### What to produce:
Look through the data below. Show each line where the string "values" occurs.

--- begin Given data ---

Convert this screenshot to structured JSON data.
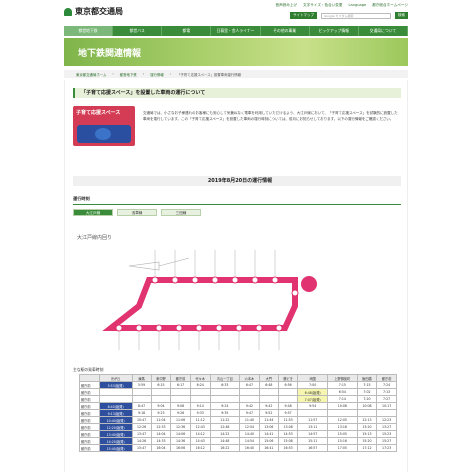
{
  "header": {
    "logo_text": "東京都交通局",
    "util_links": [
      "音声読み上げ",
      "文字サイズ・色合い変更",
      "Language",
      "都庁総合ホームページ"
    ],
    "sitemap_label": "サイトマップ",
    "search_placeholder": "Google カスタム検索",
    "search_button": "検索"
  },
  "nav": [
    {
      "label": "都営地下鉄",
      "active": true
    },
    {
      "label": "都営バス",
      "active": false
    },
    {
      "label": "都電",
      "active": false
    },
    {
      "label": "日暮里・舎人ライナー",
      "active": false
    },
    {
      "label": "その他の事業",
      "active": false
    },
    {
      "label": "ピックアップ情報",
      "active": false
    },
    {
      "label": "交通局について",
      "active": false
    }
  ],
  "banner": {
    "title": "地下鉄関連情報"
  },
  "breadcrumb": [
    "東京都交通局ホーム",
    "都営地下鉄",
    "運行情報",
    "「子育て応援スペース」設置車両運行情報"
  ],
  "section1": {
    "title": "「子育て応援スペース」を設置した車両の運行について",
    "image_text": "子育て応援スペース",
    "body": "交通局では、小さなお子様連れのお客様にも安心して気兼ねなく電車を利用していただけるよう、大江戸線において、「子育て応援スペース」を試験的に設置した車両を運行しています。この「子育て応援スペース」を設置した車両の運行時刻については、前月にお知らせしております。以下の運行情報をご確認ください。"
  },
  "section2": {
    "title": "2019年8月20日の運行情報"
  },
  "section3": {
    "title": "運行時刻"
  },
  "tabs": [
    {
      "label": "大江戸線",
      "active": true
    },
    {
      "label": "浅草線",
      "active": false
    },
    {
      "label": "三田線",
      "active": false
    }
  ],
  "line_name": "大江戸線内回り",
  "table_caption": "主な駅の発車時刻",
  "table": {
    "headers": [
      "",
      "光が丘",
      "練馬",
      "東中野",
      "都庁前",
      "代々木",
      "青山一丁目",
      "六本木",
      "大門",
      "勝どき",
      "両国",
      "上野御徒町",
      "飯田橋",
      "都庁前"
    ],
    "rows": [
      [
        "都庁前",
        "5:53(始発)",
        "5:59",
        "6:15",
        "6:17",
        "6:24",
        "6:33",
        "6:47",
        "6:48",
        "6:56",
        "7:00",
        "7:15",
        "7:15",
        "7:24"
      ],
      [
        "都庁前",
        "",
        "",
        "",
        "",
        "",
        "",
        "",
        "",
        "",
        "6:48(始発)",
        "6:54",
        "7:02",
        "7:13"
      ],
      [
        "都庁前",
        "",
        "",
        "",
        "",
        "",
        "",
        "",
        "",
        "",
        "7:07(始発)",
        "7:14",
        "7:20",
        "7:27"
      ],
      [
        "都庁前",
        "8:40(始発)",
        "8:47",
        "9:04",
        "9:06",
        "9:14",
        "9:24",
        "9:42",
        "9:42",
        "9:48",
        "9:54",
        "10:08",
        "10:08",
        "10:17"
      ],
      [
        "都庁前",
        "9:13(始発)",
        "9:18",
        "9:23",
        "9:26",
        "9:33",
        "9:35",
        "9:47",
        "9:52",
        "9:57",
        "",
        "",
        "",
        ""
      ],
      [
        "都庁前",
        "10:40(始発)",
        "10:47",
        "11:04",
        "11:06",
        "11:12",
        "11:22",
        "11:40",
        "11:44",
        "11:53",
        "11:57",
        "12:05",
        "12:13",
        "12:23"
      ],
      [
        "都庁前",
        "12:20(始発)",
        "12:26",
        "12:33",
        "12:36",
        "12:43",
        "12:48",
        "12:54",
        "13:06",
        "13:08",
        "13:11",
        "13:16",
        "13:20",
        "13:27"
      ],
      [
        "都庁前",
        "13:40(始発)",
        "13:47",
        "14:04",
        "14:06",
        "14:12",
        "14:22",
        "14:40",
        "14:41",
        "14:53",
        "14:57",
        "15:05",
        "15:13",
        "15:23"
      ],
      [
        "都庁前",
        "14:20(始発)",
        "14:26",
        "14:33",
        "14:36",
        "14:43",
        "14:48",
        "14:54",
        "15:06",
        "15:08",
        "15:11",
        "15:16",
        "15:20",
        "15:27"
      ],
      [
        "都庁前",
        "15:40(始発)",
        "15:47",
        "16:04",
        "16:06",
        "16:12",
        "16:22",
        "16:40",
        "16:41",
        "16:53",
        "16:57",
        "17:05",
        "17:12",
        "17:23"
      ]
    ]
  },
  "colors": {
    "primary": "#3a8c3a",
    "line": "#e0336f",
    "banner": "#9cc85c"
  }
}
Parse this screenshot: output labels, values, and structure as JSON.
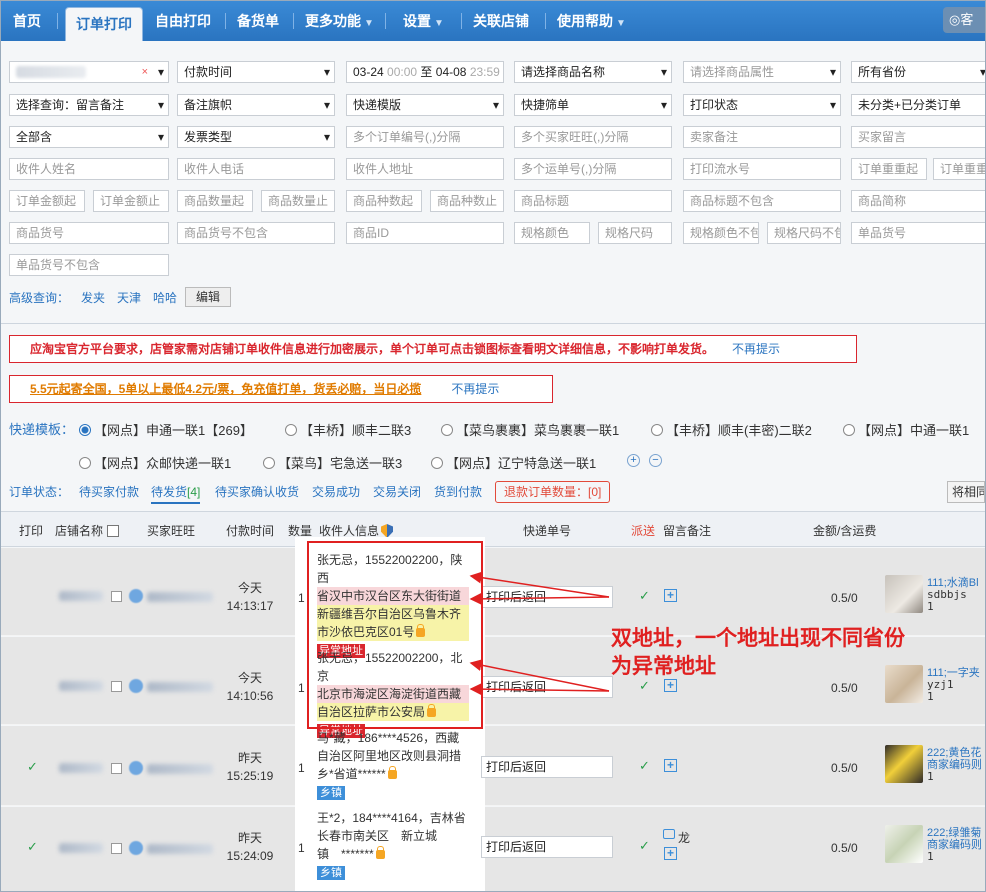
{
  "nav": {
    "items": [
      "首页",
      "订单打印",
      "自由打印",
      "备货单",
      "更多功能",
      "设置",
      "关联店铺",
      "使用帮助"
    ],
    "right": "客"
  },
  "filters": {
    "pay_time": "付款时间",
    "date_start": "03-24",
    "time_start": "00:00",
    "date_sep": "至",
    "date_end": "04-08",
    "time_end": "23:59",
    "product_name": "请选择商品名称",
    "product_attr": "请选择商品属性",
    "province": "所有省份",
    "query": "选择查询：留言备注",
    "memo_flag": "备注旗帜",
    "express_tpl": "快递模版",
    "quick_filter": "快捷筛单",
    "print_status": "打印状态",
    "category": "未分类+已分类订单",
    "all": "全部含",
    "invoice": "发票类型",
    "order_nos": "多个订单编号(,)分隔",
    "buyer_ww": "多个买家旺旺(,)分隔",
    "seller_memo": "卖家备注",
    "buyer_msg": "买家留言",
    "recv_name": "收件人姓名",
    "recv_phone": "收件人电话",
    "recv_addr": "收件人地址",
    "waybill_nos": "多个运单号(,)分隔",
    "print_serial": "打印流水号",
    "weight_from": "订单重重起",
    "weight_to": "订单重重",
    "amt_from": "订单金额起",
    "amt_to": "订单金额止",
    "qty_from": "商品数量起",
    "qty_to": "商品数量止",
    "kind_from": "商品种数起",
    "kind_to": "商品种数止",
    "title": "商品标题",
    "title_ex": "商品标题不包含",
    "short_name": "商品简称",
    "sku_no": "商品货号",
    "sku_no_ex": "商品货号不包含",
    "product_id": "商品ID",
    "spec_color": "规格颜色",
    "spec_size": "规格尺码",
    "spec_color_ex": "规格颜色不包",
    "spec_size_ex": "规格尺码不包",
    "single_no": "单品货号",
    "single_no_ex": "单品货号不包含",
    "adv_label": "高级查询：",
    "adv_links": [
      "发夹",
      "天津",
      "哈哈"
    ],
    "edit": "编辑"
  },
  "notices": {
    "n1": "应淘宝官方平台要求，店管家需对店铺订单收件信息进行加密展示，单个订单可点击锁图标查看明文详细信息，不影响打单发货。",
    "n1_link": "不再提示",
    "n2": "5.5元起寄全国，5单以上最低4.2元/票，免充值打单，货丢必赔，当日必揽",
    "n2_link": "不再提示"
  },
  "express": {
    "label": "快递模板：",
    "options": [
      "【网点】申通一联1【269】",
      "【丰桥】顺丰二联3",
      "【菜鸟裹裹】菜鸟裹裹一联1",
      "【丰桥】顺丰(丰密)二联2",
      "【网点】中通一联1",
      "【网点】众邮快递一联1",
      "【菜鸟】宅急送一联3",
      "【网点】辽宁特急送一联1"
    ]
  },
  "status": {
    "label": "订单状态：",
    "tabs": [
      "待买家付款",
      "待发货",
      "待买家确认收货",
      "交易成功",
      "交易关闭",
      "货到付款"
    ],
    "pending_count": "[4]",
    "refund": "退款订单数量：[0]",
    "right_btn": "将相同"
  },
  "table": {
    "headers": [
      "打印",
      "店铺名称",
      "买家旺旺",
      "付款时间",
      "数量",
      "收件人信息",
      "快递单号",
      "派送",
      "留言备注",
      "金额/含运费"
    ],
    "rows": [
      {
        "day": "今天",
        "time": "14:13:17",
        "qty": "1",
        "addr_a": "张无忌，15522002200，陕西",
        "addr_b": "省汉中市汉台区东大街街道",
        "addr_c": "新疆维吾尔自治区乌鲁木齐市沙依巴克区01号",
        "tag": "异常地址",
        "express": "打印后返回",
        "tick": "✓",
        "amount": "0.5/0",
        "p1": "111;水滴Bl",
        "p2": "sdbbjs",
        "p3": "1"
      },
      {
        "day": "今天",
        "time": "14:10:56",
        "qty": "1",
        "addr_a": "张无忌，15522002200，北京",
        "addr_b": "北京市海淀区海淀街道西藏",
        "addr_c": "自治区拉萨市公安局",
        "tag": "异常地址",
        "express": "打印后返回",
        "tick": "✓",
        "amount": "0.5/0",
        "p1": "111;一字夹",
        "p2": "yzj1",
        "p3": "1"
      },
      {
        "day": "昨天",
        "time": "15:25:19",
        "qty": "1",
        "addr_a": "马*藏，186****4526，西藏",
        "addr_b": "自治区阿里地区改则县洞措",
        "addr_c": "乡*省道******",
        "tag": "乡镇",
        "express": "打印后返回",
        "tick": "✓",
        "amount": "0.5/0",
        "printed": "✓",
        "p1": "222;黄色花",
        "p2": "商家编码则",
        "p3": "1"
      },
      {
        "day": "昨天",
        "time": "15:24:09",
        "qty": "1",
        "addr_a": "王*2，184****4164，吉林省",
        "addr_b": "长春市南关区　新立城",
        "addr_c": "镇　*******",
        "tag": "乡镇",
        "express": "打印后返回",
        "tick": "✓",
        "amount": "0.5/0",
        "printed": "✓",
        "memo": "龙",
        "p1": "222;绿雏菊",
        "p2": "商家编码则",
        "p3": "1"
      }
    ]
  },
  "annotation": {
    "line1": "双地址，一个地址出现不同省份",
    "line2": "为异常地址"
  },
  "colors": {
    "nav": "#2a74c0",
    "alert": "#d9262e",
    "orange_text": "#e07b00",
    "annotation": "#e02020"
  }
}
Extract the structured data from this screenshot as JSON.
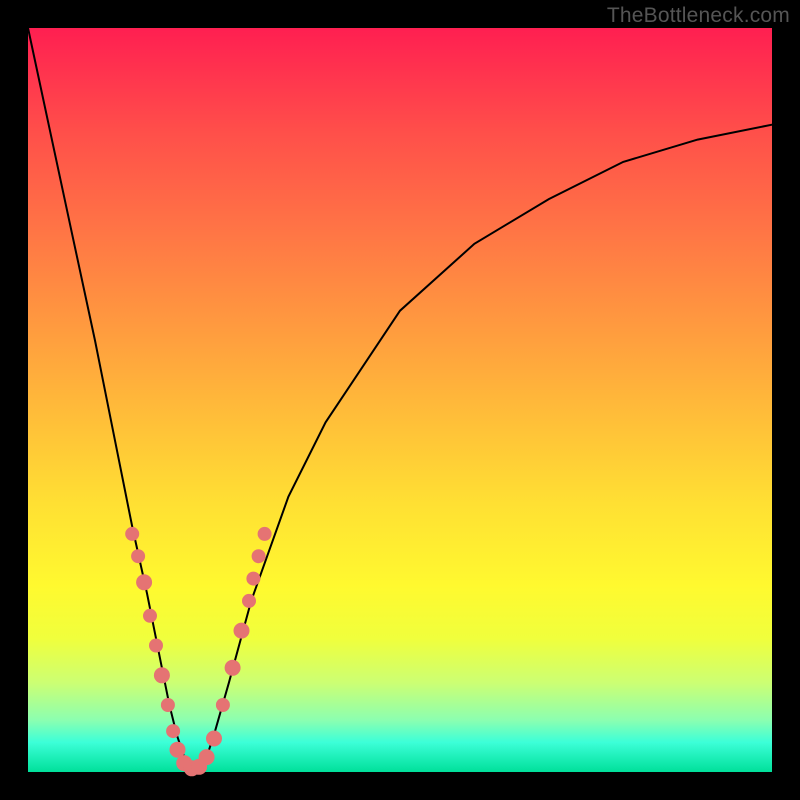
{
  "watermark": {
    "text": "TheBottleneck.com"
  },
  "frame": {
    "border_color": "#000000",
    "border_px": 28
  },
  "gradient": {
    "stops": [
      {
        "pos": 0.0,
        "color": "#ff1f51"
      },
      {
        "pos": 0.14,
        "color": "#ff4f4a"
      },
      {
        "pos": 0.28,
        "color": "#ff7745"
      },
      {
        "pos": 0.4,
        "color": "#ff9a3f"
      },
      {
        "pos": 0.52,
        "color": "#ffbd39"
      },
      {
        "pos": 0.64,
        "color": "#ffe033"
      },
      {
        "pos": 0.75,
        "color": "#fff92f"
      },
      {
        "pos": 0.82,
        "color": "#f0ff3c"
      },
      {
        "pos": 0.88,
        "color": "#ccff73"
      },
      {
        "pos": 0.93,
        "color": "#8cffb0"
      },
      {
        "pos": 0.96,
        "color": "#3cffd8"
      },
      {
        "pos": 1.0,
        "color": "#00e09a"
      }
    ]
  },
  "chart_data": {
    "type": "line",
    "title": "",
    "xlabel": "",
    "ylabel": "",
    "xlim": [
      0,
      1
    ],
    "ylim": [
      0,
      1
    ],
    "note": "Vertical axis is bottleneck % (100% at top/red → 0% at bottom/green). Horizontal axis is relative component strength. Curve minimum ≈ 0% bottleneck near x≈0.22.",
    "series": [
      {
        "name": "bottleneck-curve",
        "x": [
          0.0,
          0.03,
          0.06,
          0.09,
          0.12,
          0.14,
          0.16,
          0.18,
          0.19,
          0.2,
          0.21,
          0.22,
          0.23,
          0.24,
          0.25,
          0.27,
          0.3,
          0.35,
          0.4,
          0.5,
          0.6,
          0.7,
          0.8,
          0.9,
          1.0
        ],
        "values": [
          1.0,
          0.86,
          0.72,
          0.58,
          0.43,
          0.33,
          0.24,
          0.14,
          0.09,
          0.05,
          0.02,
          0.0,
          0.0,
          0.02,
          0.05,
          0.12,
          0.23,
          0.37,
          0.47,
          0.62,
          0.71,
          0.77,
          0.82,
          0.85,
          0.87
        ]
      }
    ],
    "beads": {
      "note": "Pink bead markers overlaid on curve near the trough region; coordinates in plot-area fraction (0–1, y measured from top).",
      "points": [
        {
          "x": 0.14,
          "y": 0.68,
          "r": 7
        },
        {
          "x": 0.148,
          "y": 0.71,
          "r": 7
        },
        {
          "x": 0.156,
          "y": 0.745,
          "r": 8
        },
        {
          "x": 0.164,
          "y": 0.79,
          "r": 7
        },
        {
          "x": 0.172,
          "y": 0.83,
          "r": 7
        },
        {
          "x": 0.18,
          "y": 0.87,
          "r": 8
        },
        {
          "x": 0.188,
          "y": 0.91,
          "r": 7
        },
        {
          "x": 0.195,
          "y": 0.945,
          "r": 7
        },
        {
          "x": 0.201,
          "y": 0.97,
          "r": 8
        },
        {
          "x": 0.21,
          "y": 0.988,
          "r": 8
        },
        {
          "x": 0.22,
          "y": 0.995,
          "r": 8
        },
        {
          "x": 0.23,
          "y": 0.993,
          "r": 8
        },
        {
          "x": 0.24,
          "y": 0.98,
          "r": 8
        },
        {
          "x": 0.25,
          "y": 0.955,
          "r": 8
        },
        {
          "x": 0.262,
          "y": 0.91,
          "r": 7
        },
        {
          "x": 0.275,
          "y": 0.86,
          "r": 8
        },
        {
          "x": 0.287,
          "y": 0.81,
          "r": 8
        },
        {
          "x": 0.297,
          "y": 0.77,
          "r": 7
        },
        {
          "x": 0.303,
          "y": 0.74,
          "r": 7
        },
        {
          "x": 0.31,
          "y": 0.71,
          "r": 7
        },
        {
          "x": 0.318,
          "y": 0.68,
          "r": 7
        }
      ]
    }
  }
}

--- end Given data ---

### Result:
Parse this screenshot: output labels, values, and structure as JSON.
        "values": [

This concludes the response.